**Selected excerpt**
-- START --

Two Relationships Between the Same Tables

Let’s consider how we might introduce the idea of teams into the golf club database. We can start off by thinking about what basic information we need to keep about a team. Figure 6-1 shows a class representing a simple team along with some rows in a table that represents the class.

Figure 6-1. The Team class and some rows in a Team table

Now we need to think about relationships between the new Team class and our other classes. The most obvious relationship is that members will play for teams. Figure 6-2 shows a possible class diagram representing this situation.

Figure 6-2. A member can belong to one team

Interpreting the class diagram in Figure 6-2 from left to right, we have that a particular member might play on one team (the 1 nearest the Team class), but a member does not need to play for any teams at all (the 0 nearest the Team class). Reading from right to left, we have that a team could have many members playing for it (the n nearest the Member class) but might not have any (the 0 nearest the Member class). That last statement might seem a bit odd, but when we add new teams, or want to start afresh in a new season, a team might not have any members straight away.

To represent a 1–Many relationship, recall from Chapter 1 that we take the primary key from the table at the 1 end of the relationship and add it as a foreign key to the table at the Many end. Figure 6-3 shows a new foreign key field, Team, which refers to the Team table.

Figure 6-3. Foreign key field Team in the Membertable

Another relationship that is likely to occur between Member and Team is that a member might manage a team. Figure 6-4 shows this additional relationship in the class diagram.

Figure 6-4. Two relationships between the Member and Teamclasses

The top line in Figure 6-4 can be interpreted, from left to right, as stating that a particular member might manage (at most) one team; and from right to left, as that each team has exactly one manager.

This new relationship is a 1–1 relationship. For 1–Many relationships we have always taken the primary key from the one end of the relationship and put it in the table at the other end. This time both ends have a cardinality of 1. We could put a Team_I_Manage column in the Member table or a Manager column in the Team table. The latter is more sensible, as the compulsory Manager attribute is a more important piece of information about teams than the optional Team_I_Manage is for members. Generally, in a 1–1 relationship we take the primary key from the compulsory end (1:1 on the diagram in Figure 6-4) and put that as a foreign key in the other end.

-- END --

**Information shown**
-- START --

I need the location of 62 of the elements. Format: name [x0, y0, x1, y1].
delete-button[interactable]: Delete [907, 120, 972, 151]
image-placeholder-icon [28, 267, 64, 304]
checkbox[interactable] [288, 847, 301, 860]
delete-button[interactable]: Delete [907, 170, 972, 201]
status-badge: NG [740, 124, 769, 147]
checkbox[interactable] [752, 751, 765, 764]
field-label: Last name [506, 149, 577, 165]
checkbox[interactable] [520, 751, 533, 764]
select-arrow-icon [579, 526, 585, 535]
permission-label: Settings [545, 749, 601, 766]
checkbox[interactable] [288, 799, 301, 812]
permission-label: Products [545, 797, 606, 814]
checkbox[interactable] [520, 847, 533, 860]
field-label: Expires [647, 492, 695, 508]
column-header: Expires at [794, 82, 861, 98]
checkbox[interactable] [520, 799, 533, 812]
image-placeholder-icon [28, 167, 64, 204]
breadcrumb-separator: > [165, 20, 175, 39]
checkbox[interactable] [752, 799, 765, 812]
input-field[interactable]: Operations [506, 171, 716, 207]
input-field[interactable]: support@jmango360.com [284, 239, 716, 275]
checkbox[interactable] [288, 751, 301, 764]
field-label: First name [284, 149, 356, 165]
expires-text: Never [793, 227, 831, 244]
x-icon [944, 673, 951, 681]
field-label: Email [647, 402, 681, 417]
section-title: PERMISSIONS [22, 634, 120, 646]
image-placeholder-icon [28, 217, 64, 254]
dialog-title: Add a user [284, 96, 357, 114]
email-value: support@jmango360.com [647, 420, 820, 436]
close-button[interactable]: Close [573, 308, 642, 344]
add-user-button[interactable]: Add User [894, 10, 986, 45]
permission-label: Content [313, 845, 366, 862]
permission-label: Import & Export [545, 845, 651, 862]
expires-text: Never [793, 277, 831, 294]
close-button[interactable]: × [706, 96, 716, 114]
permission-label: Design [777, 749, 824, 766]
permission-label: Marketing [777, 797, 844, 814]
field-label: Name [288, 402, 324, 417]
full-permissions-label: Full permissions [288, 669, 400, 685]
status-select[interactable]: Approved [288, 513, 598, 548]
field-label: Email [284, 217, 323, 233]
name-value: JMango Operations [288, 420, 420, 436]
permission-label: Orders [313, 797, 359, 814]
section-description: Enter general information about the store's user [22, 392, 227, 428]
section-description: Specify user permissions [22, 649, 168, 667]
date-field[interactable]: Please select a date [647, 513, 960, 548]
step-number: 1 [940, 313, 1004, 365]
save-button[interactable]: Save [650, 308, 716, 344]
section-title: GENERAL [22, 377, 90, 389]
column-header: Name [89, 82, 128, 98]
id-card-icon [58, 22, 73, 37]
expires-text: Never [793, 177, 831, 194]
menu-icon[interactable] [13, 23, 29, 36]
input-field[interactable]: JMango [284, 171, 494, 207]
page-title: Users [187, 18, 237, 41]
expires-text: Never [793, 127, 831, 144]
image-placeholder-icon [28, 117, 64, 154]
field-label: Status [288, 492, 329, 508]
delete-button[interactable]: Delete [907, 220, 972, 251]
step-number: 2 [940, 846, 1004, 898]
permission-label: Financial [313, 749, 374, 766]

-- END --

**What is required**
Swap "Member class" for "Player class" in the excerpt on two relationships between the same tables, and write out that excerpt starting with "Interpreting the class" and going on through "to the Team table.". The material plays no part in this.

**Final result**
Interpreting the class diagram in Figure 6-2 from left to right, we have that a particular member might play on one team (the 1 nearest the Team class), but a member does not need to play for any teams at all (the 0 nearest the Team class). Reading from right to left, we have that a team could have many members playing for it (the n nearest the Player class) but might not have any (the 0 nearest the Player class). That last statement might seem a bit odd, but when we add new teams, or want to start afresh in a new season, a team might not have any members straight away.

To represent a 1–Many relationship, recall from Chapter 1 that we take the primary key from the table at the 1 end of the relationship and add it as a foreign key to the table at the Many end. Figure 6-3 shows a new foreign key field, Team, which refers to the Team table.